▸ Exercise description
Only lines with the word "content" are needed; collect each of them from the listing below.

▸ Input for this task
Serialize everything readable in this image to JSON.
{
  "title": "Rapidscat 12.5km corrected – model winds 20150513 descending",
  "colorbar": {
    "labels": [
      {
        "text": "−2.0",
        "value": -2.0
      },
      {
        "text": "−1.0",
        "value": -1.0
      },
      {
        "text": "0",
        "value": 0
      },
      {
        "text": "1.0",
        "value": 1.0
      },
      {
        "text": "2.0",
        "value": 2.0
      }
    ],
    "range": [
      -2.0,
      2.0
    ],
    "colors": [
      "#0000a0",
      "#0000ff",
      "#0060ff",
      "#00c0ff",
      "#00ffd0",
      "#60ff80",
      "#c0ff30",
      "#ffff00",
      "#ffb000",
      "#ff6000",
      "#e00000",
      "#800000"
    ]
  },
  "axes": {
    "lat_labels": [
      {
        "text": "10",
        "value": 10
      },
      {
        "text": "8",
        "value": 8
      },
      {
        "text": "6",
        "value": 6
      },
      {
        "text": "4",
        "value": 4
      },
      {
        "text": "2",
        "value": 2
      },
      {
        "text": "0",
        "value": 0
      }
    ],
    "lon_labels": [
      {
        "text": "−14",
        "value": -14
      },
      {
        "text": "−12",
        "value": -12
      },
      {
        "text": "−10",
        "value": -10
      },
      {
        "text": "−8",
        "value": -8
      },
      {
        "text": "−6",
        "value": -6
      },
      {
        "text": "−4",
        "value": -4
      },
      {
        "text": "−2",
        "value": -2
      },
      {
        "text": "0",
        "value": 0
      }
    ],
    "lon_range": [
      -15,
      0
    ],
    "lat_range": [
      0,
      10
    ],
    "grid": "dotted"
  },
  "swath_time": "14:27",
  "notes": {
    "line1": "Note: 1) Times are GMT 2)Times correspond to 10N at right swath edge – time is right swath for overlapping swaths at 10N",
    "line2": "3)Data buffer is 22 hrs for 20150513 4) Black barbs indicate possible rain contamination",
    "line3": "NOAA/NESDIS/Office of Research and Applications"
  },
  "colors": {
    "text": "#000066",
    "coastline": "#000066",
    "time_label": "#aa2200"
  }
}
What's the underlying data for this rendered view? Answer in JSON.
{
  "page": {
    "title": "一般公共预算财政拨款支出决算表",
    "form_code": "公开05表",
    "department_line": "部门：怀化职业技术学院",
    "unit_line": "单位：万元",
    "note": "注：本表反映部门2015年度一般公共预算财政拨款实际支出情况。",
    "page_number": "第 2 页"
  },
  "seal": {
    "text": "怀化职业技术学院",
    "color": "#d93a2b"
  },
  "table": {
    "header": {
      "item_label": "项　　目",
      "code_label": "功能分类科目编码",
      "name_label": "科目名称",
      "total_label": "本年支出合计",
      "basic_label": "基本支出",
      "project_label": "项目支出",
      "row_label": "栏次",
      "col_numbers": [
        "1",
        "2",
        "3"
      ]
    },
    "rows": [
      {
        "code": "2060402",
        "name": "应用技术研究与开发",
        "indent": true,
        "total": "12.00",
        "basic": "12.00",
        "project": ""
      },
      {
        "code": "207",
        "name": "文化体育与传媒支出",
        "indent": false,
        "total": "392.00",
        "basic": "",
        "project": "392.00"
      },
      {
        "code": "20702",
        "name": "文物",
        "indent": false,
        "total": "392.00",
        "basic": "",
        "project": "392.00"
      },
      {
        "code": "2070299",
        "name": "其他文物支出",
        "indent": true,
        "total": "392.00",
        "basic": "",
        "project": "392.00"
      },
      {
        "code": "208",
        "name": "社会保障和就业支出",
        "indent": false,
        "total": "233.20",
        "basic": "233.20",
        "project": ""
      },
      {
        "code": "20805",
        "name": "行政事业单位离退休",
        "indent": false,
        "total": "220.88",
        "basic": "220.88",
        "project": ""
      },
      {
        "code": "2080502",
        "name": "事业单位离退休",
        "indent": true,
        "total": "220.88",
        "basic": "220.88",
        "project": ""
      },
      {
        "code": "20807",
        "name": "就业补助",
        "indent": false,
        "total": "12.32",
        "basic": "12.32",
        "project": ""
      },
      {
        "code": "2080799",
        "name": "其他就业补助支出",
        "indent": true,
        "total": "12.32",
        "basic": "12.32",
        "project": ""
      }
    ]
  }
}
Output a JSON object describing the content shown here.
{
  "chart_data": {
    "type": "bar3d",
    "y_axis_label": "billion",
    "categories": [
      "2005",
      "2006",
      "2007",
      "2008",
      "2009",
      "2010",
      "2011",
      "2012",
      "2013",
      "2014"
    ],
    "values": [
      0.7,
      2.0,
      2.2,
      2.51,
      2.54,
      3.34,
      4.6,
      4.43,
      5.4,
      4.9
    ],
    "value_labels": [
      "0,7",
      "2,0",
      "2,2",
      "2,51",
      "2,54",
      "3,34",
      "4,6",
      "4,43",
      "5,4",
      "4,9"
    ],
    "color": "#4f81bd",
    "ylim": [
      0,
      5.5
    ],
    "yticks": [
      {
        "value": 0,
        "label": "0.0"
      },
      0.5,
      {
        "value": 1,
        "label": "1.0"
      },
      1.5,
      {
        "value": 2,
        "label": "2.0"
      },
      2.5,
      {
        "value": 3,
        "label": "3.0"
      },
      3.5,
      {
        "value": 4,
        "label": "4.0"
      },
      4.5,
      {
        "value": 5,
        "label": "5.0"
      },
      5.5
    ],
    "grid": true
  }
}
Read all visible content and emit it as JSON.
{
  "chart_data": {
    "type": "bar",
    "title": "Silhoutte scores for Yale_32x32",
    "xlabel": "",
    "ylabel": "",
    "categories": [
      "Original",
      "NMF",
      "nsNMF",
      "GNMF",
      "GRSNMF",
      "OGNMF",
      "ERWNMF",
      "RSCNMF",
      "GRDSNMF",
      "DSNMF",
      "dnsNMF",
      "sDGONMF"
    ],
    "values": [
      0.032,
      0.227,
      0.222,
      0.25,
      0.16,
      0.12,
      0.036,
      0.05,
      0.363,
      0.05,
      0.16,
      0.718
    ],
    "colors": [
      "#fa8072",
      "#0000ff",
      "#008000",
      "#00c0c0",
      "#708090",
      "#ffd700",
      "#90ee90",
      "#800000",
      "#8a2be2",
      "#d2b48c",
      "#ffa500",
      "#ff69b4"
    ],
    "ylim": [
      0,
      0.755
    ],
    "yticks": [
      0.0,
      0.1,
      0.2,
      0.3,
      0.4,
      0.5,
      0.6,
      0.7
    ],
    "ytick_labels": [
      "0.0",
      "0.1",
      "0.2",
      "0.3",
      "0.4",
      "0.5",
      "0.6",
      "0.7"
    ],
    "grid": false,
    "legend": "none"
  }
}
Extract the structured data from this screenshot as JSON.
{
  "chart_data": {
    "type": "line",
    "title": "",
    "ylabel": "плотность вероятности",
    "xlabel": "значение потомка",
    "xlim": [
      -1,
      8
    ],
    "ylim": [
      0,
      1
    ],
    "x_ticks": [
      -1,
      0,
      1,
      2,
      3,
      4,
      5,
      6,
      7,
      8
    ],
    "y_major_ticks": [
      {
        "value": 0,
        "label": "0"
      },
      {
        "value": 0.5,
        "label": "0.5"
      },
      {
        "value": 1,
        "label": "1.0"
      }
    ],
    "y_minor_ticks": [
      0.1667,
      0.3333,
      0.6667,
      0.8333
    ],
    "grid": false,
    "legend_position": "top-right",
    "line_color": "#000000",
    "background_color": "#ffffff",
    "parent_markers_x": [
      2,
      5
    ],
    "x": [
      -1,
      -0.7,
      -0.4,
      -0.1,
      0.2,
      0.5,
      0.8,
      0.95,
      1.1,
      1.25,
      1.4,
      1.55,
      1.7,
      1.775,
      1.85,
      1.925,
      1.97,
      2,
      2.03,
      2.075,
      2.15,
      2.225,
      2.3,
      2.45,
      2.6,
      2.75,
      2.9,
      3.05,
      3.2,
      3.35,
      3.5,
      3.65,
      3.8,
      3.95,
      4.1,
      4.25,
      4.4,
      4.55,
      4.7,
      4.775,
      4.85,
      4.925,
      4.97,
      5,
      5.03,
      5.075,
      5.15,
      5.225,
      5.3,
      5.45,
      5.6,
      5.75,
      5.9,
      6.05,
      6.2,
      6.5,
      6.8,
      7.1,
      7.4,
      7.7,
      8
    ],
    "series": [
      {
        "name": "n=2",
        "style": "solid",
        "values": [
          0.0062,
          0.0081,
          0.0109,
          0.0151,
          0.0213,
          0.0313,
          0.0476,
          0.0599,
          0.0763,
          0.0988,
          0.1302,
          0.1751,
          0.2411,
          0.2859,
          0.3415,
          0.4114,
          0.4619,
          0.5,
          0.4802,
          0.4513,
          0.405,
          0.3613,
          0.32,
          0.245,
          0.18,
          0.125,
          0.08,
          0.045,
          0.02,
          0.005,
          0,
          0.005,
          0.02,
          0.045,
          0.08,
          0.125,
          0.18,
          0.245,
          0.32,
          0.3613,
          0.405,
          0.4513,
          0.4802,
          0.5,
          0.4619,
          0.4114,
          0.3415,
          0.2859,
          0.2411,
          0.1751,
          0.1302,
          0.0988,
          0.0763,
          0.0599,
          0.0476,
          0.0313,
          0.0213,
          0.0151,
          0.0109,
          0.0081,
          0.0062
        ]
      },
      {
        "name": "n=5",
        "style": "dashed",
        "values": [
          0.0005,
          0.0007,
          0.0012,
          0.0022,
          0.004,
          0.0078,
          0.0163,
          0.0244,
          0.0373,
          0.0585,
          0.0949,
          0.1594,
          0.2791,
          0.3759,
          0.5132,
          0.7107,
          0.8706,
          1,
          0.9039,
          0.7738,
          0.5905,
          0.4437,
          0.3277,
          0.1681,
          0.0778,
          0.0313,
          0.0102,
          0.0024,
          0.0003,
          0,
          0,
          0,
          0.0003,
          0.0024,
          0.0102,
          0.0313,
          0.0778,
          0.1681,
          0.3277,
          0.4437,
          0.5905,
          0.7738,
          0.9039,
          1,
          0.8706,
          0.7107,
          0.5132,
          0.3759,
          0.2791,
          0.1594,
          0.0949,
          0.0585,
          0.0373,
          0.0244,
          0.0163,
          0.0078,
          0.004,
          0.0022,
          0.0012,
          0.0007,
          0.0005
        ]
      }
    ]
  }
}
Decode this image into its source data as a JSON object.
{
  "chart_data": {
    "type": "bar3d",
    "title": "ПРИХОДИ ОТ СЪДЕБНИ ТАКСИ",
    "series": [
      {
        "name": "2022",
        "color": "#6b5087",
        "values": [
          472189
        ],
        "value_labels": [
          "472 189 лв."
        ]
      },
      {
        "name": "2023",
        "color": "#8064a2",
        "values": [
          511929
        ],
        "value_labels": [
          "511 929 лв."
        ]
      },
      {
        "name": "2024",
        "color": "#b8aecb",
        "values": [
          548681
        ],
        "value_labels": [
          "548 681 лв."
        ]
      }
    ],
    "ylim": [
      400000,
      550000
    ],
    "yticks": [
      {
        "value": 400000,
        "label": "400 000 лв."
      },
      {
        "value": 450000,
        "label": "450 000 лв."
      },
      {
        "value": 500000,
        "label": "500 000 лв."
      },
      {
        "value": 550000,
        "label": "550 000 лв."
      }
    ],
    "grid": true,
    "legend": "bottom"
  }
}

▸ Expected answer
Output a JSON object describing the content shown here.
Read all visible content and emit it as JSON.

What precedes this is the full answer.